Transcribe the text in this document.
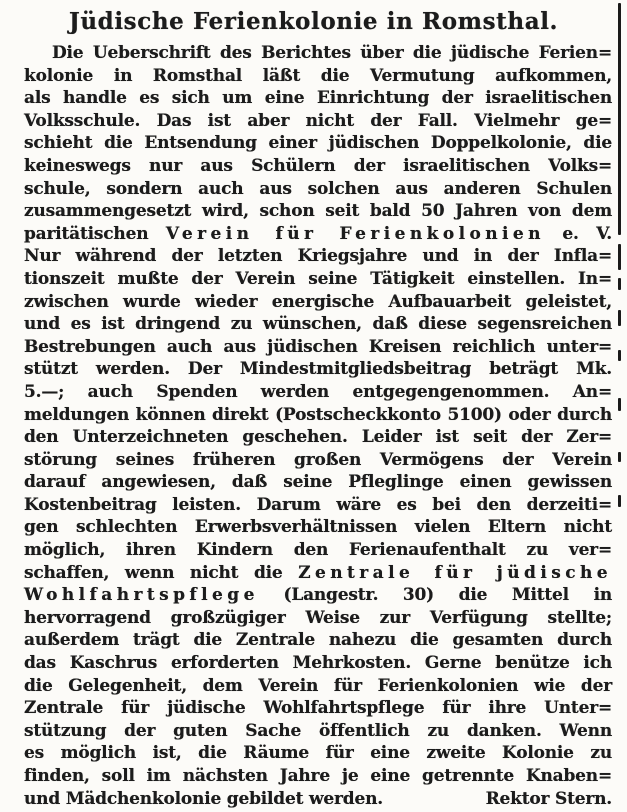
Jüdische Ferienkolonie in Romsthal.
Die Ueberschrift des Berichtes über die jüdische Ferien=
kolonie in Romsthal läßt die Vermutung aufkommen,
als handle es sich um eine Einrichtung der israelitischen
Volksschule. Das ist aber nicht der Fall. Vielmehr ge=
schieht die Entsendung einer jüdischen Doppelkolonie, die
keineswegs nur aus Schülern der israelitischen Volks=
schule, sondern auch aus solchen aus anderen Schulen
zusammengesetzt wird, schon seit bald 50 Jahren von dem
paritätischen Verein für Ferienkolonien e. V.
Nur während der letzten Kriegsjahre und in der Infla=
tionszeit mußte der Verein seine Tätigkeit einstellen. In=
zwischen wurde wieder energische Aufbauarbeit geleistet,
und es ist dringend zu wünschen, daß diese segensreichen
Bestrebungen auch aus jüdischen Kreisen reichlich unter=
stützt werden. Der Mindestmitgliedsbeitrag beträgt Mk.
5.—; auch Spenden werden entgegengenommen. An=
meldungen können direkt (Postscheckkonto 5100) oder durch
den Unterzeichneten geschehen. Leider ist seit der Zer=
störung seines früheren großen Vermögens der Verein
darauf angewiesen, daß seine Pfleglinge einen gewissen
Kostenbeitrag leisten. Darum wäre es bei den derzeiti=
gen schlechten Erwerbsverhältnissen vielen Eltern nicht
möglich, ihren Kindern den Ferienaufenthalt zu ver=
schaffen, wenn nicht die Zentrale für jüdische
Wohlfahrtspflege (Langestr. 30) die Mittel in
hervorragend großzügiger Weise zur Verfügung stellte;
außerdem trägt die Zentrale nahezu die gesamten durch
das Kaschrus erforderten Mehrkosten. Gerne benütze ich
die Gelegenheit, dem Verein für Ferienkolonien wie der
Zentrale für jüdische Wohlfahrtspflege für ihre Unter=
stützung der guten Sache öffentlich zu danken. Wenn
es möglich ist, die Räume für eine zweite Kolonie zu
finden, soll im nächsten Jahre je eine getrennte Knaben=
und Mädchenkolonie gebildet werden.	Rektor Stern.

# # # #

Show the lines of the records that contain the word "jüdischen".

schieht die Entsendung einer jüdischen Doppelkolonie, die
Bestrebungen auch aus jüdischen Kreisen reichlich unter=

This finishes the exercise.